# start of PASSAGE

Hello everybody. I have something special for you today. I have an interview with someone who had RF Radiation poisoning. I wrote a blog a few weeks back that had information in it about the climber that got RF poisoning years ago. His name is Bruce Elle and he was kind enough to let me interview him and broadcast it on my Blog Cast podcast. You can listen to it here or get it on iTunes. It is over an hour so it’s not something that you can fly through.

I did edit out some swear words, the best I could. This is an adult conversation so be aware not to have children around for this. It is over an hour so make time to listen.

Bruce and I have a goal of alerting people of the hazards of RF radiation.We would like make sure you get the point that safety matters. Although we jump around in our conversation we want to drive home that the more you know the more you respect yourself. Respect yourself by looking for ways to keep you healthy, now and in the long run. You have the tools available to ensure that you will be safe barring a major failure, which happens in this business.

We start out by going into Bruce’s background as a climber and the history of the climbing business. Many people think that the way things are now is how it’s always been. Let me tell you it has come a long way. The advances in climbing and safety have been greatly advance through training and education. The thing about climbers is that they hate to change the way they do things. So the key is to show them how it will help them improve their work and be safer. It is hard to slow down a seasoned climber because they want to race up the tower and get the job done. The focus is changing now to make sure that the job is not only done right but safety is the focus.

Focus, this is one thing that we all seem to have a problem with today. When you are going to head up the tower you need to have focus. Someone needs to be looking out for you. That is why I say the crew needs to work together, so that each person is looking for something that they other person may have missed. But, back to the interview.

# end of PASSAGE
# start of DATASET ENTRIES

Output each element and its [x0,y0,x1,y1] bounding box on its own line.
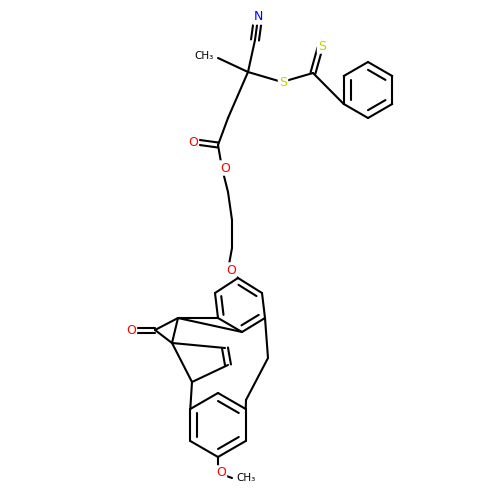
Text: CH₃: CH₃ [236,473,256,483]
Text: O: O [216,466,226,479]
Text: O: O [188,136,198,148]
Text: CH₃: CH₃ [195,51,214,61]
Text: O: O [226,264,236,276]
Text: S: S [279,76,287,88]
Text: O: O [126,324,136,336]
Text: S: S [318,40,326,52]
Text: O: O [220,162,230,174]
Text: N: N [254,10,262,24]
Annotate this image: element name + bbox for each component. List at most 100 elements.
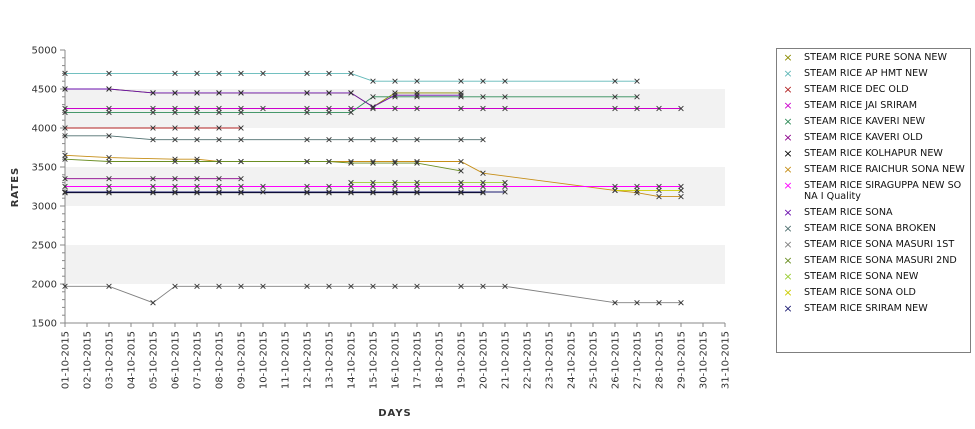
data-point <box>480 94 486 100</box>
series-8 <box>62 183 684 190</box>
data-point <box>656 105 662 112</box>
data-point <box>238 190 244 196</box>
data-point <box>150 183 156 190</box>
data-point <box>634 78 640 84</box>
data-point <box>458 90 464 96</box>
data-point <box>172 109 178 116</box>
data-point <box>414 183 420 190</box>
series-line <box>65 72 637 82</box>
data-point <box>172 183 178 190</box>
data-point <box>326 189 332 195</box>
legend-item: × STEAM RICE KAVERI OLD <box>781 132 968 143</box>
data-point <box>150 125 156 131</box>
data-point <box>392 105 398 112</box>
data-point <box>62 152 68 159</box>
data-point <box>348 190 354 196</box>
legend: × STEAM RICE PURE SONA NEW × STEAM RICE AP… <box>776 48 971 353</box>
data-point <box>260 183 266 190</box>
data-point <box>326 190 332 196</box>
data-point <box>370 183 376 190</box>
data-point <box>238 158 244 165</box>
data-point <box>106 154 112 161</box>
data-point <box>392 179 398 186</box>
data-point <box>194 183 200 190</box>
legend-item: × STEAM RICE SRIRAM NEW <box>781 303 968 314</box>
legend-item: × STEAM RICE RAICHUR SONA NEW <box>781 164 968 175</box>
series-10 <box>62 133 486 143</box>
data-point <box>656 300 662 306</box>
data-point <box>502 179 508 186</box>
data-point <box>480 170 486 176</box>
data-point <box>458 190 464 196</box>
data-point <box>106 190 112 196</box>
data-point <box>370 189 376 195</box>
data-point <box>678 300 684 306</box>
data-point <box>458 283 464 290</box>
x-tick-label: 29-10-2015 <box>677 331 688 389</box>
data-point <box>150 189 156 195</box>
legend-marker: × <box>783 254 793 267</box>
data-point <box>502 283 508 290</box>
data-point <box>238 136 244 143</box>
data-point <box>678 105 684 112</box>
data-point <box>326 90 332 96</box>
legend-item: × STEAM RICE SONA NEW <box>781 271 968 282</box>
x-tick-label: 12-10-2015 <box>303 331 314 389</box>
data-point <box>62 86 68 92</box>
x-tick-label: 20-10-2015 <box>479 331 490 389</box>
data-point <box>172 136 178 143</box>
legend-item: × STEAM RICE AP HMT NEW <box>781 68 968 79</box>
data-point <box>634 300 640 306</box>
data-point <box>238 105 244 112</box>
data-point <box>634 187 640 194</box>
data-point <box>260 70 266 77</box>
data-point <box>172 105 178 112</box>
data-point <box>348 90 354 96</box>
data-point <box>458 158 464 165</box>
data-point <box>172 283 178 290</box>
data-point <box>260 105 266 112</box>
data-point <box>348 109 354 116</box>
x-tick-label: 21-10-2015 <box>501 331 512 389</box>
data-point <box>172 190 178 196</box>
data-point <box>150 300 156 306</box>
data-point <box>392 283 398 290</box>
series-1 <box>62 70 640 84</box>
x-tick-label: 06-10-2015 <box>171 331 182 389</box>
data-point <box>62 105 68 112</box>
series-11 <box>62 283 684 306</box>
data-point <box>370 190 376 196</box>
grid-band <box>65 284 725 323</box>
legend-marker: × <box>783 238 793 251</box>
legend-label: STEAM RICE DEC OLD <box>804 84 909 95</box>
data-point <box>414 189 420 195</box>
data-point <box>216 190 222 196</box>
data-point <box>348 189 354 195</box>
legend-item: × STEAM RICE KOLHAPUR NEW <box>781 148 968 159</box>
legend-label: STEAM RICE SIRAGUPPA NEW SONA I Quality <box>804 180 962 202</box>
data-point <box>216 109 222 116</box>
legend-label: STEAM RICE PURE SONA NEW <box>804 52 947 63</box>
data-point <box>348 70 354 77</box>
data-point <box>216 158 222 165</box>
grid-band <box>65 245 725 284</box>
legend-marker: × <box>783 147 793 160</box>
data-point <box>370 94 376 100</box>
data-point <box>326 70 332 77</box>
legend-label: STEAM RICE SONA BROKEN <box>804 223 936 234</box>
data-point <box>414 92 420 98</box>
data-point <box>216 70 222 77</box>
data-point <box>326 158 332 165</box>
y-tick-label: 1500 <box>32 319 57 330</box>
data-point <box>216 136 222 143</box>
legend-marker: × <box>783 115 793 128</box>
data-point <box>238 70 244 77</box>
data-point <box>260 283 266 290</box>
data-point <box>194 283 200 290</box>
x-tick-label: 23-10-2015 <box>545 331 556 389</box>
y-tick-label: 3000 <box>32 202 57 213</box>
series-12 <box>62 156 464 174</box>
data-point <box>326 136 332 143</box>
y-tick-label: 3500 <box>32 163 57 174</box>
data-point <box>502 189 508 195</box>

# end of DATASET ENTRIES
# start of DATASET ENTRIES

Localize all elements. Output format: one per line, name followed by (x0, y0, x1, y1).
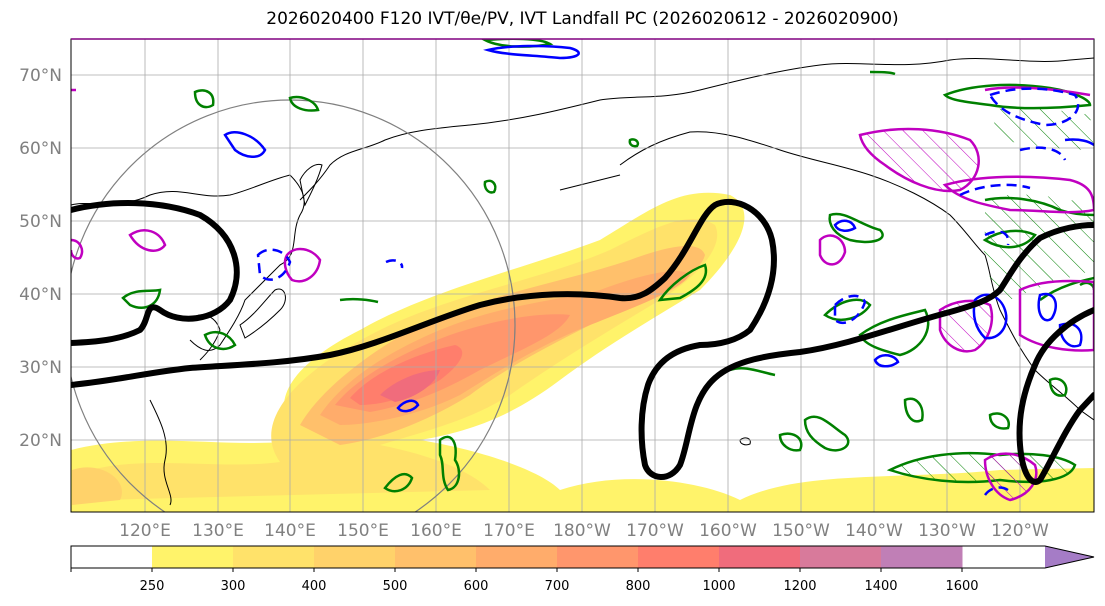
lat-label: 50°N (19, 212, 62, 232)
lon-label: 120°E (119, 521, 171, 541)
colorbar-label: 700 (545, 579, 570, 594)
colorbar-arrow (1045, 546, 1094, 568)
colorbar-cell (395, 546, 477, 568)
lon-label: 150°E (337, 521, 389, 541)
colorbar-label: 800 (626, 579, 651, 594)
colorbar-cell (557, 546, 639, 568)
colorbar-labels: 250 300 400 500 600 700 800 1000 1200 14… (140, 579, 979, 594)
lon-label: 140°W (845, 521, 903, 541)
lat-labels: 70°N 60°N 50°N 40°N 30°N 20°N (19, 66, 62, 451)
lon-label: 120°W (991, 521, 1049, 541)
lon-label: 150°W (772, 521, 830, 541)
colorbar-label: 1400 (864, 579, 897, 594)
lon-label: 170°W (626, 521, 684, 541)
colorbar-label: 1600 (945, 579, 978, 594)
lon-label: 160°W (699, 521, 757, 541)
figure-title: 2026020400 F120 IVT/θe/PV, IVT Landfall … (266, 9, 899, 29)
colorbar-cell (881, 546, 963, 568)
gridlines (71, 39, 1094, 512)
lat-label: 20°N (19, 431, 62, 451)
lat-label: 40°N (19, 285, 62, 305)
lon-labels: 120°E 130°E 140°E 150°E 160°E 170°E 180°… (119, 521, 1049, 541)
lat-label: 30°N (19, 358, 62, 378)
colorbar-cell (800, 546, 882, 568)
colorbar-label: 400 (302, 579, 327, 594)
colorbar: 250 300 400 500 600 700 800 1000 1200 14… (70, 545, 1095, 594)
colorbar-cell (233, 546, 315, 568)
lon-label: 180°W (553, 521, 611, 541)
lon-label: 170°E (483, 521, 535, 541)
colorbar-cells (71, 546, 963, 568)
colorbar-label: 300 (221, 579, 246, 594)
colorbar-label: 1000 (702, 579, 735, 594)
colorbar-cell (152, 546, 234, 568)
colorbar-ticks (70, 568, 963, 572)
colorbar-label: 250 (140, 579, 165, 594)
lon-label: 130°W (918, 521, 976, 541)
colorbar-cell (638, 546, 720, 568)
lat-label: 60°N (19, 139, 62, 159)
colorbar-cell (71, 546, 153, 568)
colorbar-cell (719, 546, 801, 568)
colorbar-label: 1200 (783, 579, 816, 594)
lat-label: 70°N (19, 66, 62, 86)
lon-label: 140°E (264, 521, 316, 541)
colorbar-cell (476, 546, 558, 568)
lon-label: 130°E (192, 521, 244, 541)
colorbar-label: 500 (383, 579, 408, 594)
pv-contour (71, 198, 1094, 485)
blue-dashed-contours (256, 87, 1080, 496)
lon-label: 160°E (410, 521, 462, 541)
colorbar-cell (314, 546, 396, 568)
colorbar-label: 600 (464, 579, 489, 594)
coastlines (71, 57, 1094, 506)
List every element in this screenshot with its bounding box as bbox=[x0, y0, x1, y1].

# end of DATASET ENTRIES
# start of DATASET ENTRIES

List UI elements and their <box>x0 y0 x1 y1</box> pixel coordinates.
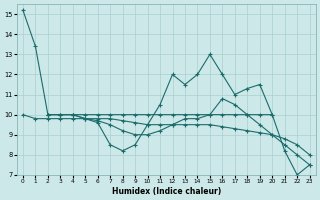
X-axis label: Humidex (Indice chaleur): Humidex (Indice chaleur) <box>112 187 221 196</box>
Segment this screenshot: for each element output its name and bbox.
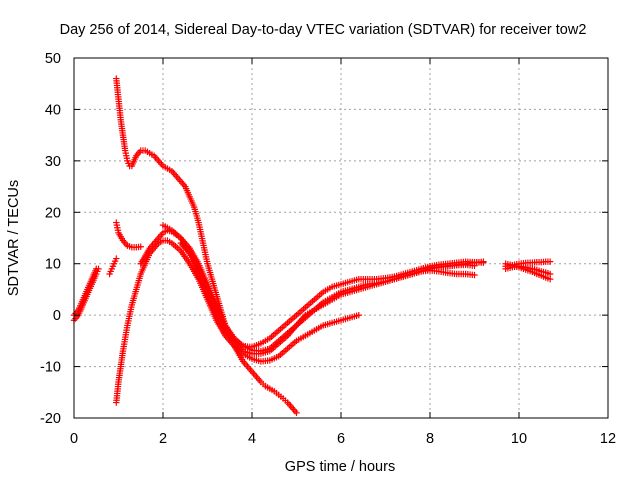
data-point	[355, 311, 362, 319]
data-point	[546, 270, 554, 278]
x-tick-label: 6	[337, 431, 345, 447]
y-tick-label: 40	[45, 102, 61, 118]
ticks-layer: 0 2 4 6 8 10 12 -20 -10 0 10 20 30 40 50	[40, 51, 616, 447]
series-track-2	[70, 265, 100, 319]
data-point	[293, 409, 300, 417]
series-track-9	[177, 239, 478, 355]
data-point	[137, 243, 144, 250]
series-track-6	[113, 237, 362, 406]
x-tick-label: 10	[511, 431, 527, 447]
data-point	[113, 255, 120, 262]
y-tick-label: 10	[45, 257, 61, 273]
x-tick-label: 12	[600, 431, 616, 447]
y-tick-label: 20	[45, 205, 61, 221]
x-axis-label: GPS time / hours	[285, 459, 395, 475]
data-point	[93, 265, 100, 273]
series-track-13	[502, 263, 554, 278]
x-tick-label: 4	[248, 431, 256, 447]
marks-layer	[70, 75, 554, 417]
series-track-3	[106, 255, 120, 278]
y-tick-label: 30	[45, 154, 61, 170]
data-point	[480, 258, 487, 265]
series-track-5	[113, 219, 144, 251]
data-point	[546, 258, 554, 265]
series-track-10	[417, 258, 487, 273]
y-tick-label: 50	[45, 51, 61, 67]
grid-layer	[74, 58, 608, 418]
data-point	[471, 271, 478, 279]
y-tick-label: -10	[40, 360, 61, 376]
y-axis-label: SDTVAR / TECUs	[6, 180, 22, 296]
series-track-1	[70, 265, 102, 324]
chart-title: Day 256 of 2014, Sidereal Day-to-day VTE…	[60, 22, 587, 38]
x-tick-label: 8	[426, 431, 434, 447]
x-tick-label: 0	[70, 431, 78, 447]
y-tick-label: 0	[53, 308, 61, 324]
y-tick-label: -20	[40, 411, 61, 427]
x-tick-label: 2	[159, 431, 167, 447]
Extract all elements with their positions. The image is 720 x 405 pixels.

# end of DATASET ENTRIES

STATED PROBLEM
Print the full passage about RF radiation safety for tower climbers, word for word.

SOLUTION
Hello everybody. I have something special for you today. I have an interview with someone who had RF Radiation poisoning. I wrote a blog a few weeks back that had information in it about the climber that got RF poisoning years ago. His name is Bruce Elle and he was kind enough to let me interview him and broadcast it on my Blog Cast podcast. You can listen to it here or get it on iTunes. It is over an hour so it’s not something that you can fly through.

I did edit out some swear words, the best I could. This is an adult conversation so be aware not to have children around for this. It is over an hour so make time to listen.

Bruce and I have a goal of alerting people of the hazards of RF radiation.We would like make sure you get the point that safety matters. Although we jump around in our conversation we want to drive home that the more you know the more you respect yourself. Respect yourself by looking for ways to keep you healthy, now and in the long run. You have the tools available to ensure that you will be safe barring a major failure, which happens in this business.

We start out by going into Bruce’s background as a climber and the history of the climbing business. Many people think that the way things are now is how it’s always been. Let me tell you it has come a long way. The advances in climbing and safety have been greatly advance through training and education. The thing about climbers is that they hate to change the way they do things. So the key is to show them how it will help them improve their work and be safer. It is hard to slow down a seasoned climber because they want to race up the tower and get the job done. The focus is changing now to make sure that the job is not only done right but safety is the focus.

Focus, this is one thing that we all seem to have a problem with today. When you are going to head up the tower you need to have focus. Someone needs to be looking out for you. That is why I say the crew needs to work together, so that each person is looking for something that they other person may have missed. But, back to the interview.